- STATED GOAL -
Write out all of the data exactly as it appears.

Stored data:
* * * * * * *

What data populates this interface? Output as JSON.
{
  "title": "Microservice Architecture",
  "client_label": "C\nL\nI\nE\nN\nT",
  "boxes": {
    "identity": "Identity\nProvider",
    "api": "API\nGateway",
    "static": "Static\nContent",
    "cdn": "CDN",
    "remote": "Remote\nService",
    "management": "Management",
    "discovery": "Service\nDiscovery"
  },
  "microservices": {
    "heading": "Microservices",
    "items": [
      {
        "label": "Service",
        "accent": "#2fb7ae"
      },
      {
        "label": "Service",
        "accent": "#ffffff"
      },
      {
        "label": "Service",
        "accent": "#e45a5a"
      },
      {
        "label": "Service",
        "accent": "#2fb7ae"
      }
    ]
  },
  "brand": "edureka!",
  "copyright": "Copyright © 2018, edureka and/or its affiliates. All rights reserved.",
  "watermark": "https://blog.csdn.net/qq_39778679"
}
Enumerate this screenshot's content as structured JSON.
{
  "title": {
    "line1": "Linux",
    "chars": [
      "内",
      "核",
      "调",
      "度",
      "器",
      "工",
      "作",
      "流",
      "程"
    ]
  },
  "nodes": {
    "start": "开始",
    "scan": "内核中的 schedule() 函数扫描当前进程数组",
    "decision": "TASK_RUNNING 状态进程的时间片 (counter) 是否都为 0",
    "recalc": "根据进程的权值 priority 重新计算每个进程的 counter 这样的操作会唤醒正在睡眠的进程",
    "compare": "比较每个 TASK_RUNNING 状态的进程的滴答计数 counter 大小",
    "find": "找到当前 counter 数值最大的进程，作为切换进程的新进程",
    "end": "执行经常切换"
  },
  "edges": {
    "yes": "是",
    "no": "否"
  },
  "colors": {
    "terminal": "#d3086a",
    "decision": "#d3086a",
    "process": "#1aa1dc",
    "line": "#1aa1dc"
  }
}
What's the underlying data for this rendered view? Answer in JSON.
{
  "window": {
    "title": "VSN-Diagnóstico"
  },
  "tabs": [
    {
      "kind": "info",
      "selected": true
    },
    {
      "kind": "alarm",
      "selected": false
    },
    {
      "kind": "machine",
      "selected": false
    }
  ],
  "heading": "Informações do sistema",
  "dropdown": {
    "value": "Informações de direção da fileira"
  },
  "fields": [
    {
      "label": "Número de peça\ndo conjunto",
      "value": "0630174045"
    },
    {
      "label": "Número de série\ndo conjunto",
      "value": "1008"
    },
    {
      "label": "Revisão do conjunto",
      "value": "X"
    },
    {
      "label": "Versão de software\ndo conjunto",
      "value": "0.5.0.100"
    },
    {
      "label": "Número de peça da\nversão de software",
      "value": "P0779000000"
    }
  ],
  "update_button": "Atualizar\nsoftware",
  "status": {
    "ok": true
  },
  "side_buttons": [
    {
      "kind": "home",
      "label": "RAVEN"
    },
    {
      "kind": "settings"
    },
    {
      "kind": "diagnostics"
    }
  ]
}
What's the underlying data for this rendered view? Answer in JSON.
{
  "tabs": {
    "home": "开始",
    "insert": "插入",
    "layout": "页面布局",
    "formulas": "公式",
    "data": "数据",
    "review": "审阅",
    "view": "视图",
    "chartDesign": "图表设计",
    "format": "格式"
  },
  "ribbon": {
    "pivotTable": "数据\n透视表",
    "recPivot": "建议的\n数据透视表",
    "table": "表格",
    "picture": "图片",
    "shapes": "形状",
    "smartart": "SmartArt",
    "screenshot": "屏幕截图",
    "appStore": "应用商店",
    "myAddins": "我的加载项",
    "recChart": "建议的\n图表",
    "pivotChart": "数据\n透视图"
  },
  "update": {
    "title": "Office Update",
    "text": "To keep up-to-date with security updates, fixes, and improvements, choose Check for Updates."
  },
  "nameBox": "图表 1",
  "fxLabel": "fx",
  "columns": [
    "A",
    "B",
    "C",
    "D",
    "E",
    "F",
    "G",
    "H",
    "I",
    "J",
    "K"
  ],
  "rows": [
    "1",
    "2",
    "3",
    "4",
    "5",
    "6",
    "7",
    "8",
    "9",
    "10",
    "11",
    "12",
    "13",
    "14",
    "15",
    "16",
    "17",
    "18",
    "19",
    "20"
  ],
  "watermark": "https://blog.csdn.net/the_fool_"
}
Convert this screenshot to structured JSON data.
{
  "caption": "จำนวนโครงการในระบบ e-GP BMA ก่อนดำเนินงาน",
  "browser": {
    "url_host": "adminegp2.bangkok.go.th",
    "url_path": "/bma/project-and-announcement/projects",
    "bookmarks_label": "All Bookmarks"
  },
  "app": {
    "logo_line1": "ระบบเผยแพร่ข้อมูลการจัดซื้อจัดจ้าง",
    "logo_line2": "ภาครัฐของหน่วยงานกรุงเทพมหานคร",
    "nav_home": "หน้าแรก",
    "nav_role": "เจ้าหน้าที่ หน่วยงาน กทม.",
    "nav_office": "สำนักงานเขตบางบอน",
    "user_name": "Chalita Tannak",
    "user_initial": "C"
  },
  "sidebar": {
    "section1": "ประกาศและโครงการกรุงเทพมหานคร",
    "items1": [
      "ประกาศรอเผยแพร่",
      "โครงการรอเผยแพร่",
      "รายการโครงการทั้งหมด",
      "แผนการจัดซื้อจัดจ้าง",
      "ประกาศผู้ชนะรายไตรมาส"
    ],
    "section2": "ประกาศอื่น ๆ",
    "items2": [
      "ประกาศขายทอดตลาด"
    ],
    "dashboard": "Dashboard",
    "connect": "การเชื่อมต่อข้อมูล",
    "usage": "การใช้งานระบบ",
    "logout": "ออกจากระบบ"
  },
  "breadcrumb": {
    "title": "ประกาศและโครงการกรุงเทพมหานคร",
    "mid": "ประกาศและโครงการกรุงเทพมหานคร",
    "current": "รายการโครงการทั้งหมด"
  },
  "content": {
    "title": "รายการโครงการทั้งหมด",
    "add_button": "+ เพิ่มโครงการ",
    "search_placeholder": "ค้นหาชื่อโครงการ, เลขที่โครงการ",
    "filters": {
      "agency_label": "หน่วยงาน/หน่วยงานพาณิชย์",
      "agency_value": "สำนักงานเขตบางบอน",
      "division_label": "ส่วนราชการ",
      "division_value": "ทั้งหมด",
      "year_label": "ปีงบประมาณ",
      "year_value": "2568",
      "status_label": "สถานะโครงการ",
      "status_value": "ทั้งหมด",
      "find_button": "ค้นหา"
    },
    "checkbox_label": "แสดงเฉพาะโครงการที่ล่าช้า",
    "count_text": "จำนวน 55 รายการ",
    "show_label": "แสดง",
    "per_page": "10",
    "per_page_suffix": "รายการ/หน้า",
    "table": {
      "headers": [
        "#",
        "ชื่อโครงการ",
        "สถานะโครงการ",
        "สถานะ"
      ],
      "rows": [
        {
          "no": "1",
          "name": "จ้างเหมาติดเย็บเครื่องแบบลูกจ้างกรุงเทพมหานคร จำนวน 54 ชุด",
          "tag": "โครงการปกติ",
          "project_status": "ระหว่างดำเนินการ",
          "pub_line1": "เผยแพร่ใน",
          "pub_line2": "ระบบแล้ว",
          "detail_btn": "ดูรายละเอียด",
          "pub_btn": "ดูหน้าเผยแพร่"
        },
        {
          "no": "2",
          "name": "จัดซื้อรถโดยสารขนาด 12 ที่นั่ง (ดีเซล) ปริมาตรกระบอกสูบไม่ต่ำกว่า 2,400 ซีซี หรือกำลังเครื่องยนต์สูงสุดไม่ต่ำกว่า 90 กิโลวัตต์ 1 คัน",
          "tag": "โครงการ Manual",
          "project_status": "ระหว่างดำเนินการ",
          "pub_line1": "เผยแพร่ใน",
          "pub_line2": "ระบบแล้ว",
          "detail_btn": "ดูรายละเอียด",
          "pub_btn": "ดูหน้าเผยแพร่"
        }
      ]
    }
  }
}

* * * * * * *

- CORRECT OUTPUT -
What data populates this interface? Output as JSON.
{
  "title": "Microservice Architecture",
  "client_label": "C\nL\nI\nE\nN\nT",
  "boxes": {
    "identity": "Identity\nProvider",
    "api": "API\nGateway",
    "static": "Static\nContent",
    "cdn": "CDN",
    "remote": "Remote\nService",
    "management": "Management",
    "discovery": "Service\nDiscovery"
  },
  "microservices": {
    "heading": "Microservices",
    "items": [
      {
        "label": "Service",
        "accent": "#2fb7ae"
      },
      {
        "label": "Service",
        "accent": "#ffffff"
      },
      {
        "label": "Service",
        "accent": "#e45a5a"
      },
      {
        "label": "Service",
        "accent": "#2fb7ae"
      }
    ]
  },
  "brand": "edureka!",
  "copyright": "Copyright © 2018, edureka and/or its affiliates. All rights reserved.",
  "watermark": "https://blog.csdn.net/qq_39778679"
}
Enumerate this screenshot's content as structured JSON.
{
  "title": {
    "line1": "Linux",
    "chars": [
      "内",
      "核",
      "调",
      "度",
      "器",
      "工",
      "作",
      "流",
      "程"
    ]
  },
  "nodes": {
    "start": "开始",
    "scan": "内核中的 schedule() 函数扫描当前进程数组",
    "decision": "TASK_RUNNING 状态进程的时间片 (counter) 是否都为 0",
    "recalc": "根据进程的权值 priority 重新计算每个进程的 counter 这样的操作会唤醒正在睡眠的进程",
    "compare": "比较每个 TASK_RUNNING 状态的进程的滴答计数 counter 大小",
    "find": "找到当前 counter 数值最大的进程，作为切换进程的新进程",
    "end": "执行经常切换"
  },
  "edges": {
    "yes": "是",
    "no": "否"
  },
  "colors": {
    "terminal": "#d3086a",
    "decision": "#d3086a",
    "process": "#1aa1dc",
    "line": "#1aa1dc"
  }
}
What's the underlying data for this rendered view? Answer in JSON.
{
  "window": {
    "title": "VSN-Diagnóstico"
  },
  "tabs": [
    {
      "kind": "info",
      "selected": true
    },
    {
      "kind": "alarm",
      "selected": false
    },
    {
      "kind": "machine",
      "selected": false
    }
  ],
  "heading": "Informações do sistema",
  "dropdown": {
    "value": "Informações de direção da fileira"
  },
  "fields": [
    {
      "label": "Número de peça\ndo conjunto",
      "value": "0630174045"
    },
    {
      "label": "Número de série\ndo conjunto",
      "value": "1008"
    },
    {
      "label": "Revisão do conjunto",
      "value": "X"
    },
    {
      "label": "Versão de software\ndo conjunto",
      "value": "0.5.0.100"
    },
    {
      "label": "Número de peça da\nversão de software",
      "value": "P0779000000"
    }
  ],
  "update_button": "Atualizar\nsoftware",
  "status": {
    "ok": true
  },
  "side_buttons": [
    {
      "kind": "home",
      "label": "RAVEN"
    },
    {
      "kind": "settings"
    },
    {
      "kind": "diagnostics"
    }
  ]
}
What's the underlying data for this rendered view? Answer in JSON.
{
  "tabs": {
    "home": "开始",
    "insert": "插入",
    "layout": "页面布局",
    "formulas": "公式",
    "data": "数据",
    "review": "审阅",
    "view": "视图",
    "chartDesign": "图表设计",
    "format": "格式"
  },
  "ribbon": {
    "pivotTable": "数据\n透视表",
    "recPivot": "建议的\n数据透视表",
    "table": "表格",
    "picture": "图片",
    "shapes": "形状",
    "smartart": "SmartArt",
    "screenshot": "屏幕截图",
    "appStore": "应用商店",
    "myAddins": "我的加载项",
    "recChart": "建议的\n图表",
    "pivotChart": "数据\n透视图"
  },
  "update": {
    "title": "Office Update",
    "text": "To keep up-to-date with security updates, fixes, and improvements, choose Check for Updates."
  },
  "nameBox": "图表 1",
  "fxLabel": "fx",
  "columns": [
    "A",
    "B",
    "C",
    "D",
    "E",
    "F",
    "G",
    "H",
    "I",
    "J",
    "K"
  ],
  "rows": [
    "1",
    "2",
    "3",
    "4",
    "5",
    "6",
    "7",
    "8",
    "9",
    "10",
    "11",
    "12",
    "13",
    "14",
    "15",
    "16",
    "17",
    "18",
    "19",
    "20"
  ],
  "watermark": "https://blog.csdn.net/the_fool_"
}
Convert this screenshot to structured JSON data.
{
  "caption": "จำนวนโครงการในระบบ e-GP BMA ก่อนดำเนินงาน",
  "browser": {
    "url_host": "adminegp2.bangkok.go.th",
    "url_path": "/bma/project-and-announcement/projects",
    "bookmarks_label": "All Bookmarks"
  },
  "app": {
    "logo_line1": "ระบบเผยแพร่ข้อมูลการจัดซื้อจัดจ้าง",
    "logo_line2": "ภาครัฐของหน่วยงานกรุงเทพมหานคร",
    "nav_home": "หน้าแรก",
    "nav_role": "เจ้าหน้าที่ หน่วยงาน กทม.",
    "nav_office": "สำนักงานเขตบางบอน",
    "user_name": "Chalita Tannak",
    "user_initial": "C"
  },
  "sidebar": {
    "section1": "ประกาศและโครงการกรุงเทพมหานคร",
    "items1": [
      "ประกาศรอเผยแพร่",
      "โครงการรอเผยแพร่",
      "รายการโครงการทั้งหมด",
      "แผนการจัดซื้อจัดจ้าง",
      "ประกาศผู้ชนะรายไตรมาส"
    ],
    "section2": "ประกาศอื่น ๆ",
    "items2": [
      "ประกาศขายทอดตลาด"
    ],
    "dashboard": "Dashboard",
    "connect": "การเชื่อมต่อข้อมูล",
    "usage": "การใช้งานระบบ",
    "logout": "ออกจากระบบ"
  },
  "breadcrumb": {
    "title": "ประกาศและโครงการกรุงเทพมหานคร",
    "mid": "ประกาศและโครงการกรุงเทพมหานคร",
    "current": "รายการโครงการทั้งหมด"
  },
  "content": {
    "title": "รายการโครงการทั้งหมด",
    "add_button": "+ เพิ่มโครงการ",
    "search_placeholder": "ค้นหาชื่อโครงการ, เลขที่โครงการ",
    "filters": {
      "agency_label": "หน่วยงาน/หน่วยงานพาณิชย์",
      "agency_value": "สำนักงานเขตบางบอน",
      "division_label": "ส่วนราชการ",
      "division_value": "ทั้งหมด",
      "year_label": "ปีงบประมาณ",
      "year_value": "2568",
      "status_label": "สถานะโครงการ",
      "status_value": "ทั้งหมด",
      "find_button": "ค้นหา"
    },
    "checkbox_label": "แสดงเฉพาะโครงการที่ล่าช้า",
    "count_text": "จำนวน 55 รายการ",
    "show_label": "แสดง",
    "per_page": "10",
    "per_page_suffix": "รายการ/หน้า",
    "table": {
      "headers": [
        "#",
        "ชื่อโครงการ",
        "สถานะโครงการ",
        "สถานะ"
      ],
      "rows": [
        {
          "no": "1",
          "name": "จ้างเหมาติดเย็บเครื่องแบบลูกจ้างกรุงเทพมหานคร จำนวน 54 ชุด",
          "tag": "โครงการปกติ",
          "project_status": "ระหว่างดำเนินการ",
          "pub_line1": "เผยแพร่ใน",
          "pub_line2": "ระบบแล้ว",
          "detail_btn": "ดูรายละเอียด",
          "pub_btn": "ดูหน้าเผยแพร่"
        },
        {
          "no": "2",
          "name": "จัดซื้อรถโดยสารขนาด 12 ที่นั่ง (ดีเซล) ปริมาตรกระบอกสูบไม่ต่ำกว่า 2,400 ซีซี หรือกำลังเครื่องยนต์สูงสุดไม่ต่ำกว่า 90 กิโลวัตต์ 1 คัน",
          "tag": "โครงการ Manual",
          "project_status": "ระหว่างดำเนินการ",
          "pub_line1": "เผยแพร่ใน",
          "pub_line2": "ระบบแล้ว",
          "detail_btn": "ดูรายละเอียด",
          "pub_btn": "ดูหน้าเผยแพร่"
        }
      ]
    }
  }
}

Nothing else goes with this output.